* START Data shown *

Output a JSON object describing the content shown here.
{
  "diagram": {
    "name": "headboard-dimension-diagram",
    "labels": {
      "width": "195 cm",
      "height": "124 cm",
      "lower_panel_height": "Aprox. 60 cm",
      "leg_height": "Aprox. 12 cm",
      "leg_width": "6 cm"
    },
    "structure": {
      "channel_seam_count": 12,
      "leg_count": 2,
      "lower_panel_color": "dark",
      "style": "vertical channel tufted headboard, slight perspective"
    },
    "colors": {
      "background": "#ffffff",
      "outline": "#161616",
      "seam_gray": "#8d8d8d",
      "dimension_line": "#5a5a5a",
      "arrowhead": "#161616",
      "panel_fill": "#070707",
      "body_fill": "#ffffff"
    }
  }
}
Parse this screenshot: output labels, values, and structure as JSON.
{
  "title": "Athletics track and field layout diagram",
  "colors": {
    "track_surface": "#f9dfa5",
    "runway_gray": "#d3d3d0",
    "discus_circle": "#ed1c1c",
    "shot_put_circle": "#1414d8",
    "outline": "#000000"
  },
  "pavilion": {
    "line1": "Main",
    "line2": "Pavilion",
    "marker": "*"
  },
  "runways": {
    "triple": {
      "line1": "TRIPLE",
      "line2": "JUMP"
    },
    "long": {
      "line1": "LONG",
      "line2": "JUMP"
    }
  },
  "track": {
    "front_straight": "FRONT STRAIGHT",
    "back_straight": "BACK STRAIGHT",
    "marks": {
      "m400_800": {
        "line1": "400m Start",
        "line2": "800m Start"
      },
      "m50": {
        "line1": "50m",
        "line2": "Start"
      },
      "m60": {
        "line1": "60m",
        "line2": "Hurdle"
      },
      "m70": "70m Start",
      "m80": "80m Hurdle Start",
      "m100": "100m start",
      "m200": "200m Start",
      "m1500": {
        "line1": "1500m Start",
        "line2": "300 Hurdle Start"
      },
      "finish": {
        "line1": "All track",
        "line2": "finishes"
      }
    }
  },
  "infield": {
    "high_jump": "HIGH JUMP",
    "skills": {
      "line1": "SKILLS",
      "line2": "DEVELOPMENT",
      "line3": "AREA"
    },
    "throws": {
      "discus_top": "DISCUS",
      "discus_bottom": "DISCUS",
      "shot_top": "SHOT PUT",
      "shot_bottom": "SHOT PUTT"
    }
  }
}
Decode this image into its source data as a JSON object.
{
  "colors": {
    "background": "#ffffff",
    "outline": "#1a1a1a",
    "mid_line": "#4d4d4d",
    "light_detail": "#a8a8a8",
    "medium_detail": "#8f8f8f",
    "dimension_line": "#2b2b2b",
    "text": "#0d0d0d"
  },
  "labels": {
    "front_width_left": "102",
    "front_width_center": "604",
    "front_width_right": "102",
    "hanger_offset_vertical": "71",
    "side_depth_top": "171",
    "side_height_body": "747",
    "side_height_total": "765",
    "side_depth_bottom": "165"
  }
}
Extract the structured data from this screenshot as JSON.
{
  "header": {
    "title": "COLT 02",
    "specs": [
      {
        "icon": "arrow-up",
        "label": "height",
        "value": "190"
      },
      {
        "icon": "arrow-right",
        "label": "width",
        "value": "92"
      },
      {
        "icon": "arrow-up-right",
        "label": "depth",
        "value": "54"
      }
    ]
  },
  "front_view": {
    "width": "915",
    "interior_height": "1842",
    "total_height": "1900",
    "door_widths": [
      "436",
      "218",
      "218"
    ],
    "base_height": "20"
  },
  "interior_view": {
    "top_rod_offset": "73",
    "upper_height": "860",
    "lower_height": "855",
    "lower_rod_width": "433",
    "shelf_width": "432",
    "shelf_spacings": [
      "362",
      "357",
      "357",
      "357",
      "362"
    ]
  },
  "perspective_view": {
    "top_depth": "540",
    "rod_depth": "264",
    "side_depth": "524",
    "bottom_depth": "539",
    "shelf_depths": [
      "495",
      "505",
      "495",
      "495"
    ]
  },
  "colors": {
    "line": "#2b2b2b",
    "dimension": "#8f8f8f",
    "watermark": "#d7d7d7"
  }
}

* END Data shown *

Task details: Write out all the data again, exactly as it appears.

Result below:
Output a JSON object describing the content shown here.
{
  "diagram": {
    "name": "headboard-dimension-diagram",
    "labels": {
      "width": "195 cm",
      "height": "124 cm",
      "lower_panel_height": "Aprox. 60 cm",
      "leg_height": "Aprox. 12 cm",
      "leg_width": "6 cm"
    },
    "structure": {
      "channel_seam_count": 12,
      "leg_count": 2,
      "lower_panel_color": "dark",
      "style": "vertical channel tufted headboard, slight perspective"
    },
    "colors": {
      "background": "#ffffff",
      "outline": "#161616",
      "seam_gray": "#8d8d8d",
      "dimension_line": "#5a5a5a",
      "arrowhead": "#161616",
      "panel_fill": "#070707",
      "body_fill": "#ffffff"
    }
  }
}
Parse this screenshot: output labels, values, and structure as JSON.
{
  "title": "Athletics track and field layout diagram",
  "colors": {
    "track_surface": "#f9dfa5",
    "runway_gray": "#d3d3d0",
    "discus_circle": "#ed1c1c",
    "shot_put_circle": "#1414d8",
    "outline": "#000000"
  },
  "pavilion": {
    "line1": "Main",
    "line2": "Pavilion",
    "marker": "*"
  },
  "runways": {
    "triple": {
      "line1": "TRIPLE",
      "line2": "JUMP"
    },
    "long": {
      "line1": "LONG",
      "line2": "JUMP"
    }
  },
  "track": {
    "front_straight": "FRONT STRAIGHT",
    "back_straight": "BACK STRAIGHT",
    "marks": {
      "m400_800": {
        "line1": "400m Start",
        "line2": "800m Start"
      },
      "m50": {
        "line1": "50m",
        "line2": "Start"
      },
      "m60": {
        "line1": "60m",
        "line2": "Hurdle"
      },
      "m70": "70m Start",
      "m80": "80m Hurdle Start",
      "m100": "100m start",
      "m200": "200m Start",
      "m1500": {
        "line1": "1500m Start",
        "line2": "300 Hurdle Start"
      },
      "finish": {
        "line1": "All track",
        "line2": "finishes"
      }
    }
  },
  "infield": {
    "high_jump": "HIGH JUMP",
    "skills": {
      "line1": "SKILLS",
      "line2": "DEVELOPMENT",
      "line3": "AREA"
    },
    "throws": {
      "discus_top": "DISCUS",
      "discus_bottom": "DISCUS",
      "shot_top": "SHOT PUT",
      "shot_bottom": "SHOT PUTT"
    }
  }
}
Decode this image into its source data as a JSON object.
{
  "colors": {
    "background": "#ffffff",
    "outline": "#1a1a1a",
    "mid_line": "#4d4d4d",
    "light_detail": "#a8a8a8",
    "medium_detail": "#8f8f8f",
    "dimension_line": "#2b2b2b",
    "text": "#0d0d0d"
  },
  "labels": {
    "front_width_left": "102",
    "front_width_center": "604",
    "front_width_right": "102",
    "hanger_offset_vertical": "71",
    "side_depth_top": "171",
    "side_height_body": "747",
    "side_height_total": "765",
    "side_depth_bottom": "165"
  }
}
Extract the structured data from this screenshot as JSON.
{
  "header": {
    "title": "COLT 02",
    "specs": [
      {
        "icon": "arrow-up",
        "label": "height",
        "value": "190"
      },
      {
        "icon": "arrow-right",
        "label": "width",
        "value": "92"
      },
      {
        "icon": "arrow-up-right",
        "label": "depth",
        "value": "54"
      }
    ]
  },
  "front_view": {
    "width": "915",
    "interior_height": "1842",
    "total_height": "1900",
    "door_widths": [
      "436",
      "218",
      "218"
    ],
    "base_height": "20"
  },
  "interior_view": {
    "top_rod_offset": "73",
    "upper_height": "860",
    "lower_height": "855",
    "lower_rod_width": "433",
    "shelf_width": "432",
    "shelf_spacings": [
      "362",
      "357",
      "357",
      "357",
      "362"
    ]
  },
  "perspective_view": {
    "top_depth": "540",
    "rod_depth": "264",
    "side_depth": "524",
    "bottom_depth": "539",
    "shelf_depths": [
      "495",
      "505",
      "495",
      "495"
    ]
  },
  "colors": {
    "line": "#2b2b2b",
    "dimension": "#8f8f8f",
    "watermark": "#d7d7d7"
  }
}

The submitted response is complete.